• PROBLEM TO SOLVE: Count how many lines of the data below contain the string "color"; the reply should be that number alone.

** Start **

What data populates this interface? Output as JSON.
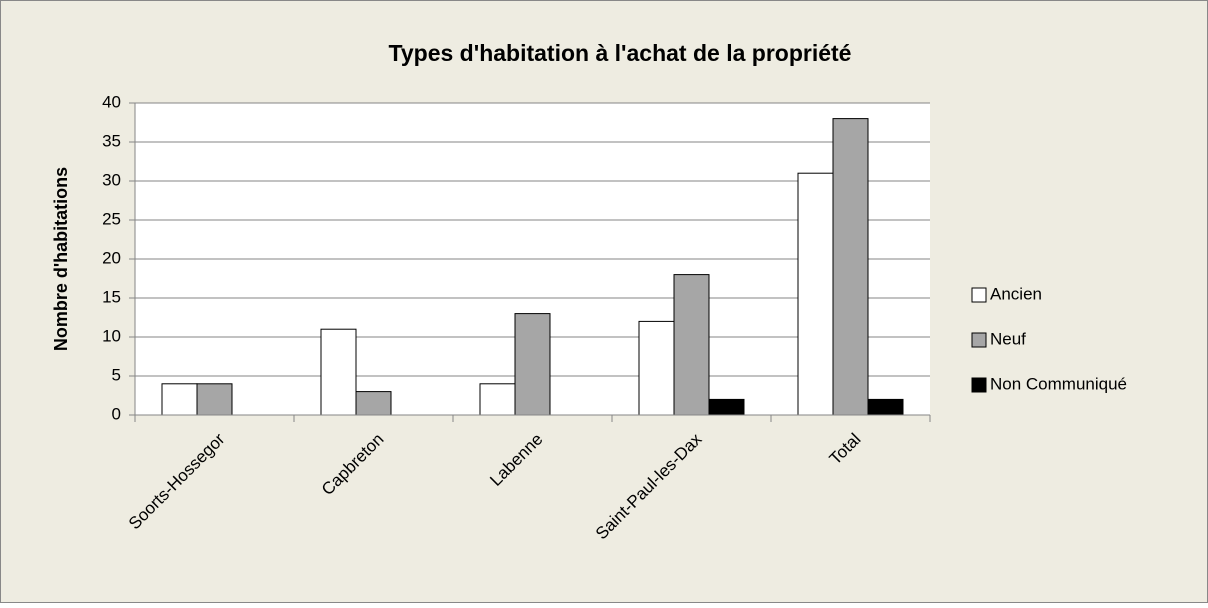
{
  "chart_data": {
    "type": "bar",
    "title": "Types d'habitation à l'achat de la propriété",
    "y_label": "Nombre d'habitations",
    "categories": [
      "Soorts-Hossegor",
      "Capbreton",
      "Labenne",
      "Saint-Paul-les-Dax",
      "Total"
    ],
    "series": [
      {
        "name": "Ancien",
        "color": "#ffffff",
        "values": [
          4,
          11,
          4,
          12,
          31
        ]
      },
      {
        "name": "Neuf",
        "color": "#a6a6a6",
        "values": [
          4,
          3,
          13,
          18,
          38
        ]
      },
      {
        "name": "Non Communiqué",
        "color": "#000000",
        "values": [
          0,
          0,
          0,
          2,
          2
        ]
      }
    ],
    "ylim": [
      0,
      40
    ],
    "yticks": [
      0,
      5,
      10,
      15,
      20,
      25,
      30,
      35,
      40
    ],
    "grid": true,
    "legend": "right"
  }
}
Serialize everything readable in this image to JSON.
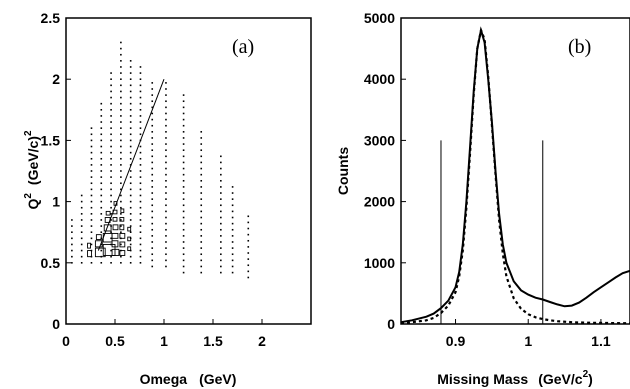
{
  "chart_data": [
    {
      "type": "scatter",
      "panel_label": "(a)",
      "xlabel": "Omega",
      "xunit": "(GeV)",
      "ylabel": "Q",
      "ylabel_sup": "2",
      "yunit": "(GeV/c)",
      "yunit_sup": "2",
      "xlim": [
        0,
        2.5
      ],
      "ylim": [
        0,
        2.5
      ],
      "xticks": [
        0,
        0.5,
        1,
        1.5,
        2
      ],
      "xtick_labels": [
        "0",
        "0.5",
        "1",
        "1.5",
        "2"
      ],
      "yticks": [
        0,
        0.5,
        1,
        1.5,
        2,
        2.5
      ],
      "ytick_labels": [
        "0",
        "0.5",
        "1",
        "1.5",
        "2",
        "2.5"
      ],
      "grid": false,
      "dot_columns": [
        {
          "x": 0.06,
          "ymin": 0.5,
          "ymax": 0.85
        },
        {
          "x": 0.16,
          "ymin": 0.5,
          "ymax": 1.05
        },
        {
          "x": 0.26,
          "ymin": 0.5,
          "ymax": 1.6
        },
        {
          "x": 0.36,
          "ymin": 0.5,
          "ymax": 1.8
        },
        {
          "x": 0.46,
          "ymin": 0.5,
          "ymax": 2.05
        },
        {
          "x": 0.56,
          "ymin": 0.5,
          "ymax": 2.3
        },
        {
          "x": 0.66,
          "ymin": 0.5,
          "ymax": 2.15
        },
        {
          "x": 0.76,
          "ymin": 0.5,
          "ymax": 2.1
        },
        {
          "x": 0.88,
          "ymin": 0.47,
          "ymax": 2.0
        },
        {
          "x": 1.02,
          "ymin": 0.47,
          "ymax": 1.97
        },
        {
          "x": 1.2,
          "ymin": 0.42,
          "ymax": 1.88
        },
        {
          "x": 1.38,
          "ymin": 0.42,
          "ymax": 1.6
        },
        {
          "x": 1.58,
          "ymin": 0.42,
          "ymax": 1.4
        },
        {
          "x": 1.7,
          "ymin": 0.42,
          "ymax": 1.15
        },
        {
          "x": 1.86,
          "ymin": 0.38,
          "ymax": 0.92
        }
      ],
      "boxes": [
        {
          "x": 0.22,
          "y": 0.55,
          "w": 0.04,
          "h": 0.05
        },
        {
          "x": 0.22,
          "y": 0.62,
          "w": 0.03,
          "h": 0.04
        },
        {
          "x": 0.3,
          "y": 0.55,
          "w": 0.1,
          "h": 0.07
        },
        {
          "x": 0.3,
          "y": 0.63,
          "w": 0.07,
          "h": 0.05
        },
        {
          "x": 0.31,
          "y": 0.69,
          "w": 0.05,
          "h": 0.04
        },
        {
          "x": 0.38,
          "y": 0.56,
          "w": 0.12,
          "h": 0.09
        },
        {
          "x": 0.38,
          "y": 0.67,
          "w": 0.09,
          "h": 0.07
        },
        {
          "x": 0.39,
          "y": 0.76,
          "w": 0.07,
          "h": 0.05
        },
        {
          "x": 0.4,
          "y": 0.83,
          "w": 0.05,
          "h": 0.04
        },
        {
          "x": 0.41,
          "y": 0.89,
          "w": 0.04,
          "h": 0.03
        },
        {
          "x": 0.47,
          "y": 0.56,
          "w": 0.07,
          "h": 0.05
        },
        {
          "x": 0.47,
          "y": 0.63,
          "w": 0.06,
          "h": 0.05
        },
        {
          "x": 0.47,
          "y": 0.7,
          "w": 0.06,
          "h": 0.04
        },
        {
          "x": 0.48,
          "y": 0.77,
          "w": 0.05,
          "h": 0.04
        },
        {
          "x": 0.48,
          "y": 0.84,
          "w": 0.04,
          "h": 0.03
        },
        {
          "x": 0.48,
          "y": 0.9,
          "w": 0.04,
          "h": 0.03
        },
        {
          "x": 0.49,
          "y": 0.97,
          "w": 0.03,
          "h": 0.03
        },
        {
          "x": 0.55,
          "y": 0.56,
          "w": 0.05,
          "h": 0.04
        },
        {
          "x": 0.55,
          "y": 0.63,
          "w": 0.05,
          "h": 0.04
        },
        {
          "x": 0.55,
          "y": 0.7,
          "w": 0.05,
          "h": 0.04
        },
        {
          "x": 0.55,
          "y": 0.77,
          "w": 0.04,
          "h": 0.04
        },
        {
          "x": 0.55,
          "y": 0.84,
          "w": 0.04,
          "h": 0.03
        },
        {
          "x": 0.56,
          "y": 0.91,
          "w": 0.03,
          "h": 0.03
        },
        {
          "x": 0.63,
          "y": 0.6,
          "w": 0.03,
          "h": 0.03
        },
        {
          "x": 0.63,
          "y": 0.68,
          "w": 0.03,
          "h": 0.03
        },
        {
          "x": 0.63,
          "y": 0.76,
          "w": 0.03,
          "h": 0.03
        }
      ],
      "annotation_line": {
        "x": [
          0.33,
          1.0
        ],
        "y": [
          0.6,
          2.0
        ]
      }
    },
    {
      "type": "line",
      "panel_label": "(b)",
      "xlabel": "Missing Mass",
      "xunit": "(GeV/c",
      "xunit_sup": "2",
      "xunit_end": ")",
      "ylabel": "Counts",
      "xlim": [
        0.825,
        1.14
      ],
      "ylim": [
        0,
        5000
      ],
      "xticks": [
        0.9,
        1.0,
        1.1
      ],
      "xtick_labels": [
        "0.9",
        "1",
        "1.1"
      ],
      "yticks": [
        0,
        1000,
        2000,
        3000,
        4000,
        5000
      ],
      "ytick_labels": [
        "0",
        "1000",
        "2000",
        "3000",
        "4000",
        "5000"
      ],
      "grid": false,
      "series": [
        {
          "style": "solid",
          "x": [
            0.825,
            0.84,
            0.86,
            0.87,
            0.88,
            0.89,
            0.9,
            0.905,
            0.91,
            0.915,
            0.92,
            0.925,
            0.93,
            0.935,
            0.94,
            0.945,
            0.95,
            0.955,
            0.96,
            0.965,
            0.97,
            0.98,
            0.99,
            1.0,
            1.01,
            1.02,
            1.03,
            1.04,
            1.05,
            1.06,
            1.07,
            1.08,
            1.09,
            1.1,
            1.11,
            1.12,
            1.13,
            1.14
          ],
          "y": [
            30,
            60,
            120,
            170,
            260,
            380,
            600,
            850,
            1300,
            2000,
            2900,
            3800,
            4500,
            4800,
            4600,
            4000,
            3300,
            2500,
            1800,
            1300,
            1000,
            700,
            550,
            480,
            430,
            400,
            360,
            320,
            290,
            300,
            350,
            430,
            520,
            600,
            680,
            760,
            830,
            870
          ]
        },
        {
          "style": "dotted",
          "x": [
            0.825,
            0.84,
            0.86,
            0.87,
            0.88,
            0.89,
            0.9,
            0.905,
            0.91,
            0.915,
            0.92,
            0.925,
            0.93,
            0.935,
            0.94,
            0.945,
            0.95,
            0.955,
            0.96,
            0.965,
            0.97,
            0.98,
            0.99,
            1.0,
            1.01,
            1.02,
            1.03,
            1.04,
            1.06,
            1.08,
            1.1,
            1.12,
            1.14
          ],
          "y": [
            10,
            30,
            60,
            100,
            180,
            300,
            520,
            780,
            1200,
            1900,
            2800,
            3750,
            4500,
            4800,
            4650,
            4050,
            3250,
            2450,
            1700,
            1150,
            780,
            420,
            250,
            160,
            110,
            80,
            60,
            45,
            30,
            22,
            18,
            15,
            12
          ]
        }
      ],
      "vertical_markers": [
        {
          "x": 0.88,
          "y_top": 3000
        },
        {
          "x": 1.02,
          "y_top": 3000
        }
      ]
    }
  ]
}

** End **

• RESULT OF THIS EXERCISE: 3